--- Records ---

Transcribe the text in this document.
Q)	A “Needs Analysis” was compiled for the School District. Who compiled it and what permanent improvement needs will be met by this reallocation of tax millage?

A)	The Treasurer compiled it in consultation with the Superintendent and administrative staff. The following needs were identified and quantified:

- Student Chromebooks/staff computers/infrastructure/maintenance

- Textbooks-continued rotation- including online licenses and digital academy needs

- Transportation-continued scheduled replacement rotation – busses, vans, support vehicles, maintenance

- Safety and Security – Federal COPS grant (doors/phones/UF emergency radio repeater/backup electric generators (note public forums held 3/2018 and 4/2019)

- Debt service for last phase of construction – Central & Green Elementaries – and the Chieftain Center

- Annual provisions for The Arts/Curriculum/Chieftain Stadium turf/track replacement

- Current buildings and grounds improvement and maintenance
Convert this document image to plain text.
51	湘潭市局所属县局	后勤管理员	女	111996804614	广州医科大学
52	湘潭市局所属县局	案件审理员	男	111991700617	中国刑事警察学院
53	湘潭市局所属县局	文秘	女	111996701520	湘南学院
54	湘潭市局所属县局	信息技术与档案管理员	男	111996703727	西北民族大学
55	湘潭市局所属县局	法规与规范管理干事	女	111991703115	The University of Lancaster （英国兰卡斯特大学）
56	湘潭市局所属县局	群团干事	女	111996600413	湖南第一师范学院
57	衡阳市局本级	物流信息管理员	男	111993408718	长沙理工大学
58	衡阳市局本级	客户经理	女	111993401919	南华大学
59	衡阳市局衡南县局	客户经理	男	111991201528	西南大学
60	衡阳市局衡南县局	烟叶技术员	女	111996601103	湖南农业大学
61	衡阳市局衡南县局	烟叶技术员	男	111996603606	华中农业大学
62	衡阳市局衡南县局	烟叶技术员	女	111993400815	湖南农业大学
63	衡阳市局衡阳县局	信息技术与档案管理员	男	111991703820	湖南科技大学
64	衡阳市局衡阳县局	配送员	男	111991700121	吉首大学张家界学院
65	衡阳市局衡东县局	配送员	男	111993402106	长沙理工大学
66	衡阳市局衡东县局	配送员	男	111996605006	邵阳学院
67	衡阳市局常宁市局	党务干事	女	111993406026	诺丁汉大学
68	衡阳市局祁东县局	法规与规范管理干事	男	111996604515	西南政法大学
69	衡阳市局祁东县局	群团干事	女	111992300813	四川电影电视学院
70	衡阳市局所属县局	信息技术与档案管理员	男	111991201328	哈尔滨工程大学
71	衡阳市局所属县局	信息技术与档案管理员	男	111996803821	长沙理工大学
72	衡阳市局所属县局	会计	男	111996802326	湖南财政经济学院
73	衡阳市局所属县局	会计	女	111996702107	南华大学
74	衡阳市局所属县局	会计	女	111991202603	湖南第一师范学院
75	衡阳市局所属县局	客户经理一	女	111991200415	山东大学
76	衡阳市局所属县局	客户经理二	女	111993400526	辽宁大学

--- Challenge ---
Look through the data above. Copy every line with the string "衡阳市局衡东县局" in it.

--- Solution ---
65	衡阳市局衡东县局	配送员	男	111993402106	长沙理工大学
66	衡阳市局衡东县局	配送员	男	111996605006	邵阳学院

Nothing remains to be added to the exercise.